> What needs to be done
Locate the word "Ferenc" in the entries below, then gather every line that holds it.

> Records for processing
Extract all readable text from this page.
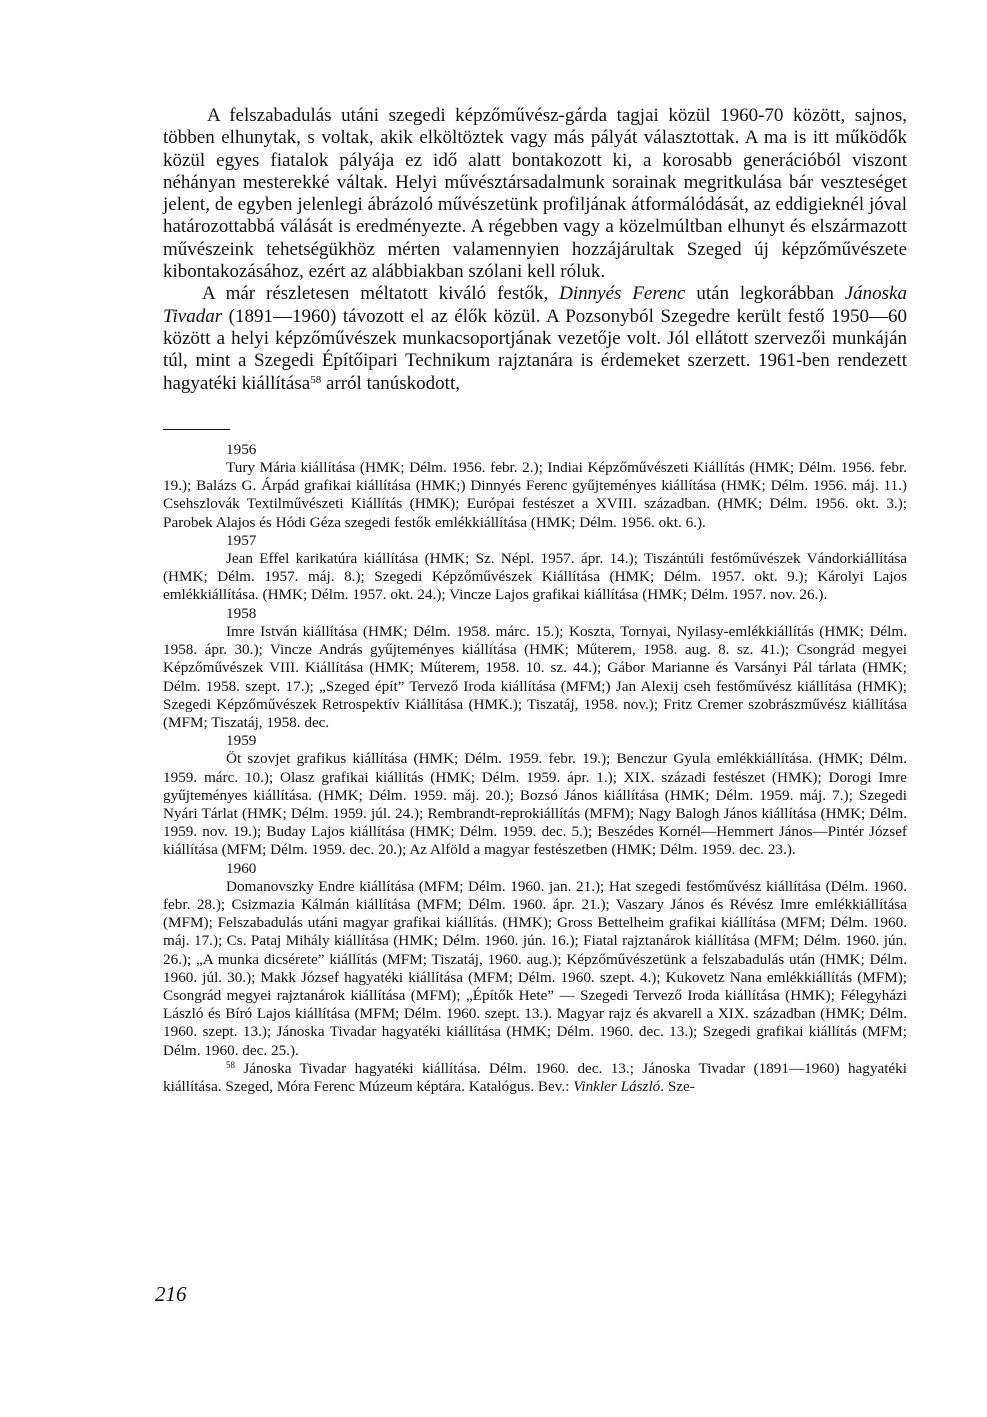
A felszabadulás utáni szegedi képzőművész-gárda tagjai közül 1960-70 között, sajnos, többen elhunytak, s voltak, akik elköltöztek vagy más pályát választottak. A ma is itt működők közül egyes fiatalok pályája ez idő alatt bontakozott ki, a korosabb generációból viszont néhányan mesterekké váltak. Helyi művésztársadalmunk sorainak megritkulása bár veszteséget jelent, de egyben jelenlegi ábrázoló művészetünk profiljának átformálódását, az eddigieknél jóval határozottabbá válását is eredményezte. A régebben vagy a közelmúltban elhunyt és elszármazott művészeink tehetségükhöz mérten valamennyien hozzájárultak Szeged új képzőművészete kibontakozásához, ezért az alábbiakban szólani kell róluk.

A már részletesen méltatott kiváló festők, Dinnyés Ferenc után legkorábban Jánoska Tivadar (1891—1960) távozott el az élők közül. A Pozsonyból Szegedre került festő 1950—60 között a helyi képzőművészek munkacsoportjának vezetője volt. Jól ellátott szervezői munkáján túl, mint a Szegedi Építőipari Technikum rajztanára is érdemeket szerzett. 1961-ben rendezett hagyatéki kiállítása$^{58}$ arról tanúskodott,

1956

Tury Mária kiállítása (HMK; Délm. 1956. febr. 2.); Indiai Képzőművészeti Kiállítás (HMK; Délm. 1956. febr. 19.); Balázs G. Árpád grafikai kiállítása (HMK;) Dinnyés Ferenc gyűjteményes kiállítása (HMK; Délm. 1956. máj. 11.) Csehszlovák Textilművészeti Kiállítás (HMK); Európai festészet a XVIII. században. (HMK; Délm. 1956. okt. 3.); Parobek Alajos és Hódi Géza szegedi festők emlékkiállítása (HMK; Délm. 1956. okt. 6.).

1957

Jean Effel karikatúra kiállítása (HMK; Sz. Népl. 1957. ápr. 14.); Tiszántúli festőművészek Vándorkiállítása (HMK; Délm. 1957. máj. 8.); Szegedi Képzőművészek Kiállítása (HMK; Délm. 1957. okt. 9.); Károlyi Lajos emlékkiállítása. (HMK; Délm. 1957. okt. 24.); Vincze Lajos grafikai kiállítása (HMK; Délm. 1957. nov. 26.).

1958

Imre István kiállítása (HMK; Délm. 1958. márc. 15.); Koszta, Tornyai, Nyilasy-emlékkiállítás (HMK; Délm. 1958. ápr. 30.); Vincze András gyűjteményes kiállítása (HMK; Műterem, 1958. aug. 8. sz. 41.); Csongrád megyei Képzőművészek VIII. Kiállítása (HMK; Műterem, 1958. 10. sz. 44.); Gábor Marianne és Varsányi Pál tárlata (HMK; Délm. 1958. szept. 17.); „Szeged épít” Tervező Iroda kiállítása (MFM;) Jan Alexij cseh festőművész kiállítása (HMK); Szegedi Képzőművészek Retrospektív Kiállítása (HMK.); Tiszatáj, 1958. nov.); Fritz Cremer szobrászművész kiállítása (MFM; Tiszatáj, 1958. dec.

1959

Öt szovjet grafikus kiállítása (HMK; Délm. 1959. febr. 19.); Benczur Gyula emlékkiállítása. (HMK; Délm. 1959. márc. 10.); Olasz grafikai kiállítás (HMK; Délm. 1959. ápr. 1.); XIX. századi festészet (HMK); Dorogi Imre gyűjteményes kiállítása. (HMK; Délm. 1959. máj. 20.); Bozsó János kiállítása (HMK; Délm. 1959. máj. 7.); Szegedi Nyári Tárlat (HMK; Délm. 1959. júl. 24.); Rembrandt-reprokiállítás (MFM); Nagy Balogh János kiállítása (HMK; Délm. 1959. nov. 19.); Buday Lajos kiállítása (HMK; Délm. 1959. dec. 5.); Beszédes Kornél—Hemmert János—Pintér József kiállítása (MFM; Délm. 1959. dec. 20.); Az Alföld a magyar festészetben (HMK; Délm. 1959. dec. 23.).

1960

Domanovszky Endre kiállítása (MFM; Délm. 1960. jan. 21.); Hat szegedi festőművész kiállítása (Délm. 1960. febr. 28.); Csizmazia Kálmán kiállítása (MFM; Délm. 1960. ápr. 21.); Vaszary János és Révész Imre emlékkiállítása (MFM); Felszabadulás utáni magyar grafikai kiállítás. (HMK); Gross Bettelheim grafikai kiállítása (MFM; Délm. 1960. máj. 17.); Cs. Pataj Mihály kiállítása (HMK; Délm. 1960. jún. 16.); Fiatal rajztanárok kiállítása (MFM; Délm. 1960. jún. 26.); „A munka dicsérete” kiállítás (MFM; Tiszatáj, 1960. aug.); Képzőművészetünk a felszabadulás után (HMK; Délm. 1960. júl. 30.); Makk József hagyatéki kiállítása (MFM; Délm. 1960. szept. 4.); Kukovetz Nana emlékkiállítás (MFM); Csongrád megyei rajztanárok kiállítása (MFM); „Építők Hete” — Szegedi Tervező Iroda kiállítása (HMK); Félegyházi László és Bíró Lajos kiállítása (MFM; Délm. 1960. szept. 13.). Magyar rajz és akvarell a XIX. században (HMK; Délm. 1960. szept. 13.); Jánoska Tivadar hagyatéki kiállítása (HMK; Délm. 1960. dec. 13.); Szegedi grafikai kiállítás (MFM; Délm. 1960. dec. 25.).

$^{58}$ Jánoska Tivadar hagyatéki kiállítása. Délm. 1960. dec. 13.; Jánoska Tivadar (1891—1960) hagyatéki kiállítása. Szeged, Móra Ferenc Múzeum képtára. Katalógus. Bev.: Vinkler László. Sze-

216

> Written solution
A már részletesen méltatott kiváló festők, Dinnyés Ferenc után legkorábban Jánoska Tivadar (1891—1960) távozott el az élők közül. A Pozsonyból Szegedre került festő 1950—60 között a helyi képzőművészek munkacsoportjának vezetője volt. Jól ellátott szervezői munkáján túl, mint a Szegedi Építőipari Technikum rajztanára is érdemeket szerzett. 1961-ben rendezett hagyatéki kiállítása$^{58}$ arról tanúskodott,
Tury Mária kiállítása (HMK; Délm. 1956. febr. 2.); Indiai Képzőművészeti Kiállítás (HMK; Délm. 1956. febr. 19.); Balázs G. Árpád grafikai kiállítása (HMK;) Dinnyés Ferenc gyűjteményes kiállítása (HMK; Délm. 1956. máj. 11.) Csehszlovák Textilművészeti Kiállítás (HMK); Európai festészet a XVIII. században. (HMK; Délm. 1956. okt. 3.); Parobek Alajos és Hódi Géza szegedi festők emlékkiállítása (HMK; Délm. 1956. okt. 6.).
$^{58}$ Jánoska Tivadar hagyatéki kiállítása. Délm. 1960. dec. 13.; Jánoska Tivadar (1891—1960) hagyatéki kiállítása. Szeged, Móra Ferenc Múzeum képtára. Katalógus. Bev.: Vinkler László. Sze-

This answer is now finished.